__Task directions__. Would you return the complete listing below word for word?
┄┄┄┄┄┄┄┄┄┄┄┄┄┄┄┄┄┄┄┄
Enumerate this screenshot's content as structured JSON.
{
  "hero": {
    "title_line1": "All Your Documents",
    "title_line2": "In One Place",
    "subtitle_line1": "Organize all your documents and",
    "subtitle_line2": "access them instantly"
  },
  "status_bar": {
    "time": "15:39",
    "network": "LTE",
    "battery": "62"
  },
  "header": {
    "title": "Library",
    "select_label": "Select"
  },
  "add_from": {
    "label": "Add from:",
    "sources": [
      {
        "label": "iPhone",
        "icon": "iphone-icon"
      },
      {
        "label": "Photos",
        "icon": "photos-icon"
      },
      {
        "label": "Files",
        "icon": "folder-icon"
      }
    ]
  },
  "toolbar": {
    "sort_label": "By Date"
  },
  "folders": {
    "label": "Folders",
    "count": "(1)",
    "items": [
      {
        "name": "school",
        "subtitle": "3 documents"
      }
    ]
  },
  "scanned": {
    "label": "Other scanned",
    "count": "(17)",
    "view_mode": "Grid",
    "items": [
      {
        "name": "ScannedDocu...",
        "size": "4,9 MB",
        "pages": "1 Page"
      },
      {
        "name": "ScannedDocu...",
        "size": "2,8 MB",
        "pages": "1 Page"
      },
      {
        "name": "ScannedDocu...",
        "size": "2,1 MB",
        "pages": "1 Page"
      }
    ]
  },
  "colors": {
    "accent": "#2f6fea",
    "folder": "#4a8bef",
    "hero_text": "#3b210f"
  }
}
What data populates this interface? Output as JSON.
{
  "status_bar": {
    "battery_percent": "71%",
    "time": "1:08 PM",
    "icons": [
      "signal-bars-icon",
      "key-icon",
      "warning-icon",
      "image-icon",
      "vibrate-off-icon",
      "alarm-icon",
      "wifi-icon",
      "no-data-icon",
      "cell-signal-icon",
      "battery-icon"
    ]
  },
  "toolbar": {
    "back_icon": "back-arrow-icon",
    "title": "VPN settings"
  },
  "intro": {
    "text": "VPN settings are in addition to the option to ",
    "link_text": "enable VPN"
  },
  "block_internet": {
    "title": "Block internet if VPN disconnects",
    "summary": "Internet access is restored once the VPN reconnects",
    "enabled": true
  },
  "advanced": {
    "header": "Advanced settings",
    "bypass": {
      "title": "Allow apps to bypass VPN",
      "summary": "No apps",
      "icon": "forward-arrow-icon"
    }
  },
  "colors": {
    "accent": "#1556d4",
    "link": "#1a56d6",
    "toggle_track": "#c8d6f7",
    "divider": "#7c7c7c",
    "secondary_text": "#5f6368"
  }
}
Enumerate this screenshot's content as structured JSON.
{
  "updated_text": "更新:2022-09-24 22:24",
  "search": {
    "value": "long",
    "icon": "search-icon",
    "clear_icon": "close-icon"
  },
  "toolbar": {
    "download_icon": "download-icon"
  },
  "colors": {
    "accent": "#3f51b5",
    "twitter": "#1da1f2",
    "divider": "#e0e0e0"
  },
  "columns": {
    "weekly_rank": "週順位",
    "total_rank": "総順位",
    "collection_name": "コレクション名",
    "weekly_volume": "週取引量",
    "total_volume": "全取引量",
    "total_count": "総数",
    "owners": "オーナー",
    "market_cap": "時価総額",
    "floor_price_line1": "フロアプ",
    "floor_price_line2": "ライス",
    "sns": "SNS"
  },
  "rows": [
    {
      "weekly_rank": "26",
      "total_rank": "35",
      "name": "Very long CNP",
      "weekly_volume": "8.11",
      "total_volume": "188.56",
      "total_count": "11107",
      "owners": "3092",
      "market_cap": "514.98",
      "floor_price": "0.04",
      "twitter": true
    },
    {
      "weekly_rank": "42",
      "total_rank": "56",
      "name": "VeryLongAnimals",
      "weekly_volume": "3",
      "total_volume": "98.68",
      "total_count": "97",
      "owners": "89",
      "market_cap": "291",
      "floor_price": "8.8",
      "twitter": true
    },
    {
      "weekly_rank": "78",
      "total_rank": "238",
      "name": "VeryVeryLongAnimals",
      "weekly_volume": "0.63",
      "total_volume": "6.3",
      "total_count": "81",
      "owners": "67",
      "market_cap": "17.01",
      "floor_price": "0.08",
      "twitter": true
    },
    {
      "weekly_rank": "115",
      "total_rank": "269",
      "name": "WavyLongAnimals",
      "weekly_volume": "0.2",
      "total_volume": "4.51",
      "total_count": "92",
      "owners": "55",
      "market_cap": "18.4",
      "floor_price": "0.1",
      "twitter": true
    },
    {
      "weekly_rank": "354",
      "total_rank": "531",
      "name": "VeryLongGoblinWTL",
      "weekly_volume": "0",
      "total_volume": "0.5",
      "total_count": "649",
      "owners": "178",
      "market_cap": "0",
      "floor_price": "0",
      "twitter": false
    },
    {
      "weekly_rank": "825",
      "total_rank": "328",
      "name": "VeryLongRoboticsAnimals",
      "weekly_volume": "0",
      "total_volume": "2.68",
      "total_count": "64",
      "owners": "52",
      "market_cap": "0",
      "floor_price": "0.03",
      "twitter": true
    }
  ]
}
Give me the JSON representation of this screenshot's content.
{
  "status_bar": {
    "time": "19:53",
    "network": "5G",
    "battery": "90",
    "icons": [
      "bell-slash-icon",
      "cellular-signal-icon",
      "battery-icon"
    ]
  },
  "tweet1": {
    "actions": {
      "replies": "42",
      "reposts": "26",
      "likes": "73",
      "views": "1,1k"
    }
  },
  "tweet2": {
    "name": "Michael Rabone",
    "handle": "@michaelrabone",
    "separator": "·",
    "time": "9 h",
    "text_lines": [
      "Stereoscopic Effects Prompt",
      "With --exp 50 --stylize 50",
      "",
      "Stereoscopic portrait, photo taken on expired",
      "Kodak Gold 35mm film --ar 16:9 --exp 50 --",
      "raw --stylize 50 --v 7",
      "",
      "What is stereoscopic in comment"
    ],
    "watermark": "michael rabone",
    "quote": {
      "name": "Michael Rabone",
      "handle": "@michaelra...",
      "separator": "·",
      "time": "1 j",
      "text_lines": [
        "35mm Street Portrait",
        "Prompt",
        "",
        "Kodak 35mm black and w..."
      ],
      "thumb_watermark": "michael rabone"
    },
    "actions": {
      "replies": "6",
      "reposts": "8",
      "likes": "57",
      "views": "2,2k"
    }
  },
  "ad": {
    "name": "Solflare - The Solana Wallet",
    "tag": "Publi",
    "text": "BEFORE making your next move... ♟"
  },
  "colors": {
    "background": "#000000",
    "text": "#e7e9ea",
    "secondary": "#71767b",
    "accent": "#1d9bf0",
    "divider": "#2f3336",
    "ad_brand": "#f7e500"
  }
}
┄┄┄┄┄┄┄┄┄┄┄┄┄┄┄┄┄┄┄┄
__Output for this exercise__.
Enumerate this screenshot's content as structured JSON.
{
  "hero": {
    "title_line1": "All Your Documents",
    "title_line2": "In One Place",
    "subtitle_line1": "Organize all your documents and",
    "subtitle_line2": "access them instantly"
  },
  "status_bar": {
    "time": "15:39",
    "network": "LTE",
    "battery": "62"
  },
  "header": {
    "title": "Library",
    "select_label": "Select"
  },
  "add_from": {
    "label": "Add from:",
    "sources": [
      {
        "label": "iPhone",
        "icon": "iphone-icon"
      },
      {
        "label": "Photos",
        "icon": "photos-icon"
      },
      {
        "label": "Files",
        "icon": "folder-icon"
      }
    ]
  },
  "toolbar": {
    "sort_label": "By Date"
  },
  "folders": {
    "label": "Folders",
    "count": "(1)",
    "items": [
      {
        "name": "school",
        "subtitle": "3 documents"
      }
    ]
  },
  "scanned": {
    "label": "Other scanned",
    "count": "(17)",
    "view_mode": "Grid",
    "items": [
      {
        "name": "ScannedDocu...",
        "size": "4,9 MB",
        "pages": "1 Page"
      },
      {
        "name": "ScannedDocu...",
        "size": "2,8 MB",
        "pages": "1 Page"
      },
      {
        "name": "ScannedDocu...",
        "size": "2,1 MB",
        "pages": "1 Page"
      }
    ]
  },
  "colors": {
    "accent": "#2f6fea",
    "folder": "#4a8bef",
    "hero_text": "#3b210f"
  }
}
What data populates this interface? Output as JSON.
{
  "status_bar": {
    "battery_percent": "71%",
    "time": "1:08 PM",
    "icons": [
      "signal-bars-icon",
      "key-icon",
      "warning-icon",
      "image-icon",
      "vibrate-off-icon",
      "alarm-icon",
      "wifi-icon",
      "no-data-icon",
      "cell-signal-icon",
      "battery-icon"
    ]
  },
  "toolbar": {
    "back_icon": "back-arrow-icon",
    "title": "VPN settings"
  },
  "intro": {
    "text": "VPN settings are in addition to the option to ",
    "link_text": "enable VPN"
  },
  "block_internet": {
    "title": "Block internet if VPN disconnects",
    "summary": "Internet access is restored once the VPN reconnects",
    "enabled": true
  },
  "advanced": {
    "header": "Advanced settings",
    "bypass": {
      "title": "Allow apps to bypass VPN",
      "summary": "No apps",
      "icon": "forward-arrow-icon"
    }
  },
  "colors": {
    "accent": "#1556d4",
    "link": "#1a56d6",
    "toggle_track": "#c8d6f7",
    "divider": "#7c7c7c",
    "secondary_text": "#5f6368"
  }
}
Enumerate this screenshot's content as structured JSON.
{
  "updated_text": "更新:2022-09-24 22:24",
  "search": {
    "value": "long",
    "icon": "search-icon",
    "clear_icon": "close-icon"
  },
  "toolbar": {
    "download_icon": "download-icon"
  },
  "colors": {
    "accent": "#3f51b5",
    "twitter": "#1da1f2",
    "divider": "#e0e0e0"
  },
  "columns": {
    "weekly_rank": "週順位",
    "total_rank": "総順位",
    "collection_name": "コレクション名",
    "weekly_volume": "週取引量",
    "total_volume": "全取引量",
    "total_count": "総数",
    "owners": "オーナー",
    "market_cap": "時価総額",
    "floor_price_line1": "フロアプ",
    "floor_price_line2": "ライス",
    "sns": "SNS"
  },
  "rows": [
    {
      "weekly_rank": "26",
      "total_rank": "35",
      "name": "Very long CNP",
      "weekly_volume": "8.11",
      "total_volume": "188.56",
      "total_count": "11107",
      "owners": "3092",
      "market_cap": "514.98",
      "floor_price": "0.04",
      "twitter": true
    },
    {
      "weekly_rank": "42",
      "total_rank": "56",
      "name": "VeryLongAnimals",
      "weekly_volume": "3",
      "total_volume": "98.68",
      "total_count": "97",
      "owners": "89",
      "market_cap": "291",
      "floor_price": "8.8",
      "twitter": true
    },
    {
      "weekly_rank": "78",
      "total_rank": "238",
      "name": "VeryVeryLongAnimals",
      "weekly_volume": "0.63",
      "total_volume": "6.3",
      "total_count": "81",
      "owners": "67",
      "market_cap": "17.01",
      "floor_price": "0.08",
      "twitter": true
    },
    {
      "weekly_rank": "115",
      "total_rank": "269",
      "name": "WavyLongAnimals",
      "weekly_volume": "0.2",
      "total_volume": "4.51",
      "total_count": "92",
      "owners": "55",
      "market_cap": "18.4",
      "floor_price": "0.1",
      "twitter": true
    },
    {
      "weekly_rank": "354",
      "total_rank": "531",
      "name": "VeryLongGoblinWTL",
      "weekly_volume": "0",
      "total_volume": "0.5",
      "total_count": "649",
      "owners": "178",
      "market_cap": "0",
      "floor_price": "0",
      "twitter": false
    },
    {
      "weekly_rank": "825",
      "total_rank": "328",
      "name": "VeryLongRoboticsAnimals",
      "weekly_volume": "0",
      "total_volume": "2.68",
      "total_count": "64",
      "owners": "52",
      "market_cap": "0",
      "floor_price": "0.03",
      "twitter": true
    }
  ]
}
Give me the JSON representation of this screenshot's content.
{
  "status_bar": {
    "time": "19:53",
    "network": "5G",
    "battery": "90",
    "icons": [
      "bell-slash-icon",
      "cellular-signal-icon",
      "battery-icon"
    ]
  },
  "tweet1": {
    "actions": {
      "replies": "42",
      "reposts": "26",
      "likes": "73",
      "views": "1,1k"
    }
  },
  "tweet2": {
    "name": "Michael Rabone",
    "handle": "@michaelrabone",
    "separator": "·",
    "time": "9 h",
    "text_lines": [
      "Stereoscopic Effects Prompt",
      "With --exp 50 --stylize 50",
      "",
      "Stereoscopic portrait, photo taken on expired",
      "Kodak Gold 35mm film --ar 16:9 --exp 50 --",
      "raw --stylize 50 --v 7",
      "",
      "What is stereoscopic in comment"
    ],
    "watermark": "michael rabone",
    "quote": {
      "name": "Michael Rabone",
      "handle": "@michaelra...",
      "separator": "·",
      "time": "1 j",
      "text_lines": [
        "35mm Street Portrait",
        "Prompt",
        "",
        "Kodak 35mm black and w..."
      ],
      "thumb_watermark": "michael rabone"
    },
    "actions": {
      "replies": "6",
      "reposts": "8",
      "likes": "57",
      "views": "2,2k"
    }
  },
  "ad": {
    "name": "Solflare - The Solana Wallet",
    "tag": "Publi",
    "text": "BEFORE making your next move... ♟"
  },
  "colors": {
    "background": "#000000",
    "text": "#e7e9ea",
    "secondary": "#71767b",
    "accent": "#1d9bf0",
    "divider": "#2f3336",
    "ad_brand": "#f7e500"
  }
}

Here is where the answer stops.